** START OF Data extract **

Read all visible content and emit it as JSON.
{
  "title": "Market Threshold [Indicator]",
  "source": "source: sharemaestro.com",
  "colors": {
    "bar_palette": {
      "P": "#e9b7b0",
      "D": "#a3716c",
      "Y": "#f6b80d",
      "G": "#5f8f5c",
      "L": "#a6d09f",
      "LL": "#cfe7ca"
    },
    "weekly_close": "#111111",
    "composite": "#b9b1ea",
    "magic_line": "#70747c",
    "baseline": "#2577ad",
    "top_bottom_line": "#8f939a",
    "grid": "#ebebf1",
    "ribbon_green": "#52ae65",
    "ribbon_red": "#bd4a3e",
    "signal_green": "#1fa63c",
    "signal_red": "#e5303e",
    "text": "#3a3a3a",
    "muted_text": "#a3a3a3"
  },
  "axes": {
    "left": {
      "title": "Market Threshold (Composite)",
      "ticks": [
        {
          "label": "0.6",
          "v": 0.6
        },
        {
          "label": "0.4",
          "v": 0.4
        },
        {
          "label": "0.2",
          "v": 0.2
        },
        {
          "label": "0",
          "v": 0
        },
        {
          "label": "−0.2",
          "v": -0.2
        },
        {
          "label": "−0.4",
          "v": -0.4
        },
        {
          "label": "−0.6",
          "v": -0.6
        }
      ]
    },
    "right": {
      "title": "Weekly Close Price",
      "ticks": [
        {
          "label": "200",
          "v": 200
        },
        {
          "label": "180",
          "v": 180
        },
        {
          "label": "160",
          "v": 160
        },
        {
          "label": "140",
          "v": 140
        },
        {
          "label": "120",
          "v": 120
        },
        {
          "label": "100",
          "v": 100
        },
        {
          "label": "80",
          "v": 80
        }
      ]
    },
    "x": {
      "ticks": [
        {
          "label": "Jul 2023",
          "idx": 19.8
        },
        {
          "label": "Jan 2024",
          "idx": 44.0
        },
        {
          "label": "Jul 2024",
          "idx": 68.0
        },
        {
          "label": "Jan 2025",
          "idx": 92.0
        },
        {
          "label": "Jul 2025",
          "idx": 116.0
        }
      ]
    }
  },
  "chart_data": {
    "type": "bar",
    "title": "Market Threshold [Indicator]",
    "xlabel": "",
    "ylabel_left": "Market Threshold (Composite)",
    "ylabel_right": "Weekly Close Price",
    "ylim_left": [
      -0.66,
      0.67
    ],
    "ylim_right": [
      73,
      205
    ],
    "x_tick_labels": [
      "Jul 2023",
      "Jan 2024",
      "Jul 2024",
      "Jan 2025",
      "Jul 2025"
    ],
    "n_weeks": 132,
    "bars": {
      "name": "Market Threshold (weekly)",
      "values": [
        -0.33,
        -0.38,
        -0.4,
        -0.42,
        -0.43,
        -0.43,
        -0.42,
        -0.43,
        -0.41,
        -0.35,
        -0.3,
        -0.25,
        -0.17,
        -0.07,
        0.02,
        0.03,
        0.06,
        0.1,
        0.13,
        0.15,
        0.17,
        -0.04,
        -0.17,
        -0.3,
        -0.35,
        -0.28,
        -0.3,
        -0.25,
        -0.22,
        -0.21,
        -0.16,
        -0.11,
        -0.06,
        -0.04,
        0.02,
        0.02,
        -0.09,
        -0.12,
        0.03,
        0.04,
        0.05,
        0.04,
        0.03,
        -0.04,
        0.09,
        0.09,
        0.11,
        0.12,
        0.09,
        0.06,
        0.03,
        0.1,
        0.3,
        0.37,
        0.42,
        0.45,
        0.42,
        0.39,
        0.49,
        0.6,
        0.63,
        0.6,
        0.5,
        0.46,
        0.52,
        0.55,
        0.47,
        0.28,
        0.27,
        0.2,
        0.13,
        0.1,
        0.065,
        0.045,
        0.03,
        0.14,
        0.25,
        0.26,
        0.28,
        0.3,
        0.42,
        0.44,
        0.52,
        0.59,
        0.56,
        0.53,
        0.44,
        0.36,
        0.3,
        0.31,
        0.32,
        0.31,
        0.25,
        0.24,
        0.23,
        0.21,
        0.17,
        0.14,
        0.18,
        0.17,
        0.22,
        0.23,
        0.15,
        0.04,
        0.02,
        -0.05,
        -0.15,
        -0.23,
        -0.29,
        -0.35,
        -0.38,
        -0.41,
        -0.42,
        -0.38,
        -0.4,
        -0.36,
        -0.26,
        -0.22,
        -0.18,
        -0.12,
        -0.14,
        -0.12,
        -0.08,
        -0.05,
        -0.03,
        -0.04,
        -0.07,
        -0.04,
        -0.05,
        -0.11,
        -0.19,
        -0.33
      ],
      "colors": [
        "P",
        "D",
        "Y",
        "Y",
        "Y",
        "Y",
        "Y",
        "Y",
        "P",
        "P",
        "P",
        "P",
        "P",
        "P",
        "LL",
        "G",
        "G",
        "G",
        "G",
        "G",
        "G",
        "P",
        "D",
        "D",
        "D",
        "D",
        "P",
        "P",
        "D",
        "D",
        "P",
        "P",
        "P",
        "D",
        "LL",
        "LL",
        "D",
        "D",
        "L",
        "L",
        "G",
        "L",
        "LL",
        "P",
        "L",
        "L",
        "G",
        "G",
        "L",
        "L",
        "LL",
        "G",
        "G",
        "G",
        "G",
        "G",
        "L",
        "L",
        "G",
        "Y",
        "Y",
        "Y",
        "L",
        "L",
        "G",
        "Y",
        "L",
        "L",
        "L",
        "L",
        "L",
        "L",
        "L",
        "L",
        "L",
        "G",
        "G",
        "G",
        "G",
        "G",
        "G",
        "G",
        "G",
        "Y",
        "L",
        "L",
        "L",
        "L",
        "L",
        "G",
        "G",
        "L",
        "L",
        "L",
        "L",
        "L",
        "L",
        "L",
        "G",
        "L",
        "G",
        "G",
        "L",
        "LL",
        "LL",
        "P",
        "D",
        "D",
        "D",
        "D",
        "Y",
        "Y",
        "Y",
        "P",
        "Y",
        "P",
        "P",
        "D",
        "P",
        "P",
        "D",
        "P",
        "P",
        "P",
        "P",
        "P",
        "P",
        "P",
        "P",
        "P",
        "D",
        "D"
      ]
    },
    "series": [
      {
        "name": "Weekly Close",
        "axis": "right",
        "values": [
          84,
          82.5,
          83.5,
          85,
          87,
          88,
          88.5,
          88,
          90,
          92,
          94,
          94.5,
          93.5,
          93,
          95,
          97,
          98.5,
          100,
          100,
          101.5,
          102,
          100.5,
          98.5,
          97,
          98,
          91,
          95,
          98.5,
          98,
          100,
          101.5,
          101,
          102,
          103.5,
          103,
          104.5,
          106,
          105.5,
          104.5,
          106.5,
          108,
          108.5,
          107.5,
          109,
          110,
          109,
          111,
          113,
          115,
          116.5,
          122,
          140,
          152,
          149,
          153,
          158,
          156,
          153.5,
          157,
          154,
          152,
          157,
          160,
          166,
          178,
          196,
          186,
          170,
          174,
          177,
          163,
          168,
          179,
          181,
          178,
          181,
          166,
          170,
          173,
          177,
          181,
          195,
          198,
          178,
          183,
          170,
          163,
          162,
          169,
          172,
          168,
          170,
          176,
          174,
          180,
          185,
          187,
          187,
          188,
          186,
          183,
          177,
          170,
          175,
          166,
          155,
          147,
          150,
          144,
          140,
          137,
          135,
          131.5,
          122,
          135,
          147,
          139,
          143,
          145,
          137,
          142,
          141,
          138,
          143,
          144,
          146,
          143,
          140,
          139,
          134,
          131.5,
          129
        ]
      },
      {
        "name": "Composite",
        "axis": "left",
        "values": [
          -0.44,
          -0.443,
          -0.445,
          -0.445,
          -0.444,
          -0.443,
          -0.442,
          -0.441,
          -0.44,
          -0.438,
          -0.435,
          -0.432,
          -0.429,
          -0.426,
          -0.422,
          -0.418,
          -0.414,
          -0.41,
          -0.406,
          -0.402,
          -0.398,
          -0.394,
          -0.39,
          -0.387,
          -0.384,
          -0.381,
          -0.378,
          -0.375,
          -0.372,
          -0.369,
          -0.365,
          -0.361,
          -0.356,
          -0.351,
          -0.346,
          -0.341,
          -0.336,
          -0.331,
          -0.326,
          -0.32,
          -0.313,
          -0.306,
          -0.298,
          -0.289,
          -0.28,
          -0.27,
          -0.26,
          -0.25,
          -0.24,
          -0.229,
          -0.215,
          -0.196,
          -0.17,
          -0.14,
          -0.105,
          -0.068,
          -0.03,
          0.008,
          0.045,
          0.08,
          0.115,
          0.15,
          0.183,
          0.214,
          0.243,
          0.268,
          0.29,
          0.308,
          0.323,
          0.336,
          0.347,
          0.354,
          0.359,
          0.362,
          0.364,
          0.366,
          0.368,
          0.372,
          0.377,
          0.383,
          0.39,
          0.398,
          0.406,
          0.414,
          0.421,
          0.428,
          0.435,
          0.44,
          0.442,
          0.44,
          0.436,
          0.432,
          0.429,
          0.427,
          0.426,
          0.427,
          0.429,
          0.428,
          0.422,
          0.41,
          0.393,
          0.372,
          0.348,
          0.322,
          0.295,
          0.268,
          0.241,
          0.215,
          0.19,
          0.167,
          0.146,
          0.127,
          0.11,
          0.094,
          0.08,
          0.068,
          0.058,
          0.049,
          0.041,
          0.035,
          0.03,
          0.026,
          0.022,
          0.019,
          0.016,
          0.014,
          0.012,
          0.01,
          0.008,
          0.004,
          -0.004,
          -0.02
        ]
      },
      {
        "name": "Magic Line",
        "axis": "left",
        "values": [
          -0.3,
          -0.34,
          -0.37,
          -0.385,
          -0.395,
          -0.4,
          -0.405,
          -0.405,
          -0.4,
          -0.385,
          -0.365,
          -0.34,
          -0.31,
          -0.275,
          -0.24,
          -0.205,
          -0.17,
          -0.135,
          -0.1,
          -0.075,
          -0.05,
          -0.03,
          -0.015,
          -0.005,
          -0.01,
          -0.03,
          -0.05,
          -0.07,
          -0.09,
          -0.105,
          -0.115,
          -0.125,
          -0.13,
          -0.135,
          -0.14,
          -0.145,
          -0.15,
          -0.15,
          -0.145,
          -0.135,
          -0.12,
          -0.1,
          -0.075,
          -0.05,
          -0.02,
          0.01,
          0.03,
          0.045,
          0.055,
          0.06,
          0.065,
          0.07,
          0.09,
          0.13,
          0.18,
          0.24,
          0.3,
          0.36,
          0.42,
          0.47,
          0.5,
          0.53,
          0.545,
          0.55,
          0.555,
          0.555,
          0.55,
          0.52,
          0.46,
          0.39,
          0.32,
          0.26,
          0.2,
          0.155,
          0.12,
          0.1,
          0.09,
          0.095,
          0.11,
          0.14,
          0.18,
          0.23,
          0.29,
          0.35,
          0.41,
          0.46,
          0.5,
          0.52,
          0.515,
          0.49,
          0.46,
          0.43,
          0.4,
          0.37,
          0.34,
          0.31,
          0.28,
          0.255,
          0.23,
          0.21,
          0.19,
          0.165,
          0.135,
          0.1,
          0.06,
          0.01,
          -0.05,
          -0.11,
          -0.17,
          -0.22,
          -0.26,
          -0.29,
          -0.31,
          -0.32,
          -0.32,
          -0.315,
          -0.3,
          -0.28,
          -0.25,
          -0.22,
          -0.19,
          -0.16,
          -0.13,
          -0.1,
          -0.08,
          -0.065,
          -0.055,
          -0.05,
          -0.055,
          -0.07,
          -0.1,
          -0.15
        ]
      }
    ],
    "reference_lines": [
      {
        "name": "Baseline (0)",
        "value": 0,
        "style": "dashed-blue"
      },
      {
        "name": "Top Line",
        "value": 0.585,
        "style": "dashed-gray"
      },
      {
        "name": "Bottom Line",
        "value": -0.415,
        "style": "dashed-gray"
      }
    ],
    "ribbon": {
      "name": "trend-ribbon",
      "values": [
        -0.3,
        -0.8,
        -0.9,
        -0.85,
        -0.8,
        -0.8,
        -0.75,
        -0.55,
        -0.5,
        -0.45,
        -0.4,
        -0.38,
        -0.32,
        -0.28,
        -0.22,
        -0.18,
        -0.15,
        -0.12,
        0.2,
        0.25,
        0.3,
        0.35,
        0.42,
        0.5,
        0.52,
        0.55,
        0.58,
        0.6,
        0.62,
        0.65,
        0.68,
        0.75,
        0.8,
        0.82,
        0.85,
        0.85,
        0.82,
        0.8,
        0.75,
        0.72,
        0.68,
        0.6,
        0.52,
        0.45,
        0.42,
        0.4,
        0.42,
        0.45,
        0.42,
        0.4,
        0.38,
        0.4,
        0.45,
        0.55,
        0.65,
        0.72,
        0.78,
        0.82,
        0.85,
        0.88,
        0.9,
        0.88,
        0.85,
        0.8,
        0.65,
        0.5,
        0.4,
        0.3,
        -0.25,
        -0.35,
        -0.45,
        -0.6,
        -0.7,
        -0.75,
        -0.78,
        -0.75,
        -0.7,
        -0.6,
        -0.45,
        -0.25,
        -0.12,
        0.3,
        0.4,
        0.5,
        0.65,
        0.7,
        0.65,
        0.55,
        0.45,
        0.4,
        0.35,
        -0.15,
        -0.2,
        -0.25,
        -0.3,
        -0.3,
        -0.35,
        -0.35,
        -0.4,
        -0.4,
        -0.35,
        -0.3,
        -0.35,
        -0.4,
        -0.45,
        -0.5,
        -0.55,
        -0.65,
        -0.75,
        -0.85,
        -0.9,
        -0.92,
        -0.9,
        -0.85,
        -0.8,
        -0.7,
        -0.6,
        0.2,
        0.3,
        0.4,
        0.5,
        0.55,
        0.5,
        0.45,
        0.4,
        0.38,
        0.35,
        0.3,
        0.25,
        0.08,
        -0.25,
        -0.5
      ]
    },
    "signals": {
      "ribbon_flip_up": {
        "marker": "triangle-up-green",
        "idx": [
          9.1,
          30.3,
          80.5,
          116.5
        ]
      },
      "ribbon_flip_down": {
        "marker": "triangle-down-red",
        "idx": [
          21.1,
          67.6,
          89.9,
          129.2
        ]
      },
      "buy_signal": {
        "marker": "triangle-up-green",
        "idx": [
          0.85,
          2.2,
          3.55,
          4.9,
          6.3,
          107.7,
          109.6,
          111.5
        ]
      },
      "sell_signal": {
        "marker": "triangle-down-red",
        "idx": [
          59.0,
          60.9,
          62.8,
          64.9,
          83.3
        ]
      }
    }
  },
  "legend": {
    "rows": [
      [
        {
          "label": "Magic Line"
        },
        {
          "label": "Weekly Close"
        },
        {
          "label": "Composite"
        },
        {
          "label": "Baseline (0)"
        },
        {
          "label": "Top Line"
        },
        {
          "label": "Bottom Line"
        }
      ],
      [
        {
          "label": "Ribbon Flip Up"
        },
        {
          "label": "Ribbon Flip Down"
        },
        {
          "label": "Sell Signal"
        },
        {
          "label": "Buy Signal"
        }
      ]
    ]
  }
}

** END OF Data extract **

• **Written request**
Copy down every line of the entries containing the word "title".

• **Reply**
  "title": "Market Threshold [Indicator]",
      "title": "Market Threshold (Composite)",
      "title": "Weekly Close Price",
    "title": "Market Threshold [Indicator]",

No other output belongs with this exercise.